### Challenge
Filter this data down to the lines that hold "Output", and copy them.

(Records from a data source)
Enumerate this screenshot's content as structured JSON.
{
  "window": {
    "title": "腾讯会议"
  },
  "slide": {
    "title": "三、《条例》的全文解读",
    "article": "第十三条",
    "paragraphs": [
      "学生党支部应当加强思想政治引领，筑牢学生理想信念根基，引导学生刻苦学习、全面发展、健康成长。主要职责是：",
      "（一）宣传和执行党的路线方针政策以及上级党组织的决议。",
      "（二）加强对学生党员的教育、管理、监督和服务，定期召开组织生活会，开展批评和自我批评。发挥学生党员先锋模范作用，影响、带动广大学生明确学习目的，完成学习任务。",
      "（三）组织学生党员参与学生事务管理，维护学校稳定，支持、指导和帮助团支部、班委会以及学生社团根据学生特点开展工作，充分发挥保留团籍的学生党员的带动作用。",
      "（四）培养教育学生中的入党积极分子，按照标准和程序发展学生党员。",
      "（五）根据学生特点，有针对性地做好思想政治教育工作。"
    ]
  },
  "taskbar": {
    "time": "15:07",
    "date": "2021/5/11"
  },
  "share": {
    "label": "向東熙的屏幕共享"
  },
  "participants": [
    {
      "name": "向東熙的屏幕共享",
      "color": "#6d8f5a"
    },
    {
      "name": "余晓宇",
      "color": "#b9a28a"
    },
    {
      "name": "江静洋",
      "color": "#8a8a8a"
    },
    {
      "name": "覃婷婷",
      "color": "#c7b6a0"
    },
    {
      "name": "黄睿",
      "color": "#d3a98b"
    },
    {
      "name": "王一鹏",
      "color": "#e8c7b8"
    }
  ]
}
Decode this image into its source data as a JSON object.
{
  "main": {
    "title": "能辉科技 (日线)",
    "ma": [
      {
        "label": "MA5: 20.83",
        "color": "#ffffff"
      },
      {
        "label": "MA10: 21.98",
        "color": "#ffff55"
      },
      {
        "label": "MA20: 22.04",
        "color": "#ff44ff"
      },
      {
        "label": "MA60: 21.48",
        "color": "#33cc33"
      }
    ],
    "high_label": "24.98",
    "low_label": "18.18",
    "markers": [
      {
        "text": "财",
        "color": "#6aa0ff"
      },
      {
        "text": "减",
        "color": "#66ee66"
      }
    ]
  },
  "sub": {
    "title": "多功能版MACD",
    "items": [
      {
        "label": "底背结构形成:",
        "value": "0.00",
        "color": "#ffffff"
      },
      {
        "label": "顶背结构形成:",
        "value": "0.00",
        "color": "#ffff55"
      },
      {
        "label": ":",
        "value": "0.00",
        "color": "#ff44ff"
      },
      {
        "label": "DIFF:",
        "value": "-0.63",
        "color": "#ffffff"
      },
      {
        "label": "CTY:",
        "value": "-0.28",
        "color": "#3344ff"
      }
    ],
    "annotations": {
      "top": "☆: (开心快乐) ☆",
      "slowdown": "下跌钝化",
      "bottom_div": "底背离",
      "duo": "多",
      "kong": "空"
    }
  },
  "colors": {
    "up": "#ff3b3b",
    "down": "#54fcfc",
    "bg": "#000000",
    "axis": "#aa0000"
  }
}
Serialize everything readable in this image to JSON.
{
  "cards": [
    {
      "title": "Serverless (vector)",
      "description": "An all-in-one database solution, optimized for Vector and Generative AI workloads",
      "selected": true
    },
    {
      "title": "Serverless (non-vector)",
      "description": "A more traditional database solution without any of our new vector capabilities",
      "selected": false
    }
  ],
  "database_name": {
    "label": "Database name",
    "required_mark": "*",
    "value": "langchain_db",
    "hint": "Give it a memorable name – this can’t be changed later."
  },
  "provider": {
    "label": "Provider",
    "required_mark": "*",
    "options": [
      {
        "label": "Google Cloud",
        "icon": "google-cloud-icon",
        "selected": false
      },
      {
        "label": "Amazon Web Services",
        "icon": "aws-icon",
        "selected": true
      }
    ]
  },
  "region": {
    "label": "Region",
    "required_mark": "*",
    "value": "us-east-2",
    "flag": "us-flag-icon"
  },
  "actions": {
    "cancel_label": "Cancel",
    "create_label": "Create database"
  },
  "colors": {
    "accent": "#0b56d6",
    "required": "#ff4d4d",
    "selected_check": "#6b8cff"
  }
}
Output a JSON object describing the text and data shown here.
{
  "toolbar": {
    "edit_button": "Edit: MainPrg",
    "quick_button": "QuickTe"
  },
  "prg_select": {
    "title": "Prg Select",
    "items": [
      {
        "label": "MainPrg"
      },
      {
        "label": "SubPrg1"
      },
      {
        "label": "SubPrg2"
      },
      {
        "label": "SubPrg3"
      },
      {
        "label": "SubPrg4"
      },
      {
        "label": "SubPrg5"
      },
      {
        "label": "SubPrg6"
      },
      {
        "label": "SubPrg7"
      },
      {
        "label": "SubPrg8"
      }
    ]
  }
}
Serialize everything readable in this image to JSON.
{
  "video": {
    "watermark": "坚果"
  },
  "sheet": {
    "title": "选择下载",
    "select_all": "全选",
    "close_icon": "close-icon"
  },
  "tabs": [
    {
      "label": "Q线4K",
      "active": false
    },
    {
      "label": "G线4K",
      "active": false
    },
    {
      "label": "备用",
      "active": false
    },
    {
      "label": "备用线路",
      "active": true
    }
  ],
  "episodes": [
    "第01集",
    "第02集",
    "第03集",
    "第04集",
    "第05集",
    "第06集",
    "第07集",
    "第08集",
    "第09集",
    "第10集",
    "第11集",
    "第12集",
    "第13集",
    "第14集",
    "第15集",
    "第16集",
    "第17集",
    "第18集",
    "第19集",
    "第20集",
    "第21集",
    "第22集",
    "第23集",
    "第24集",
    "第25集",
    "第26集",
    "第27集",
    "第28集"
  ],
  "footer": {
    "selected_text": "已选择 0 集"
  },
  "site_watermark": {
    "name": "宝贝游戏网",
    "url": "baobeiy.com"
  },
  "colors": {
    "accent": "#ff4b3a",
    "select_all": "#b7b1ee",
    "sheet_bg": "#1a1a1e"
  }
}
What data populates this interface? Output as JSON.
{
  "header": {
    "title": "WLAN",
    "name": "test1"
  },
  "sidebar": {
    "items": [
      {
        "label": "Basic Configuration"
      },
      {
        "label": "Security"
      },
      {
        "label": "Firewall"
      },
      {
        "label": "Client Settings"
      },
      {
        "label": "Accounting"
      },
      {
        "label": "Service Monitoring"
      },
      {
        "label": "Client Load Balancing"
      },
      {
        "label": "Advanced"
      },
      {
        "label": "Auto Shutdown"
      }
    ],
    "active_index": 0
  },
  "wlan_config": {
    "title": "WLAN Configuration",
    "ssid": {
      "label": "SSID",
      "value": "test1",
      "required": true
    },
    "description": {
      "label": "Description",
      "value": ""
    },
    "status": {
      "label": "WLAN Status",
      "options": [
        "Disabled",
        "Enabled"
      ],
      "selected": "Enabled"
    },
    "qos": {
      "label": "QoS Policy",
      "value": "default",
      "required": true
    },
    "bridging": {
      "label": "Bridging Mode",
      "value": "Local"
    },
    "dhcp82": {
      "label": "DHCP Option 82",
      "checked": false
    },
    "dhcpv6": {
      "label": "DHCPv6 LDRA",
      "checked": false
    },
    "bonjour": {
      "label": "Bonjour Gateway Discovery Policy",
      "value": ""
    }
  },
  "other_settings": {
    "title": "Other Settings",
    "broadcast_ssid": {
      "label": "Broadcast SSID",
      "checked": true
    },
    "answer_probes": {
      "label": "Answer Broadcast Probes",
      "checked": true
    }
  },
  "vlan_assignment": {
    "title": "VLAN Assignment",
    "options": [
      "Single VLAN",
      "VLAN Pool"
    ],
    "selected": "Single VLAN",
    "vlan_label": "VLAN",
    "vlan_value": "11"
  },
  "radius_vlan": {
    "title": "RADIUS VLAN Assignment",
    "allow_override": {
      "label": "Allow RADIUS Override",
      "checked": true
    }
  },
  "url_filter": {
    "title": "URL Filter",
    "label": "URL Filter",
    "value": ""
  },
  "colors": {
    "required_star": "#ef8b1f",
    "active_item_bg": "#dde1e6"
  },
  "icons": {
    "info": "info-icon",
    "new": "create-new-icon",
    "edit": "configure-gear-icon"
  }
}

### Complete response
Output a JSON object describing the text and data shown here.
What data populates this interface? Output as JSON.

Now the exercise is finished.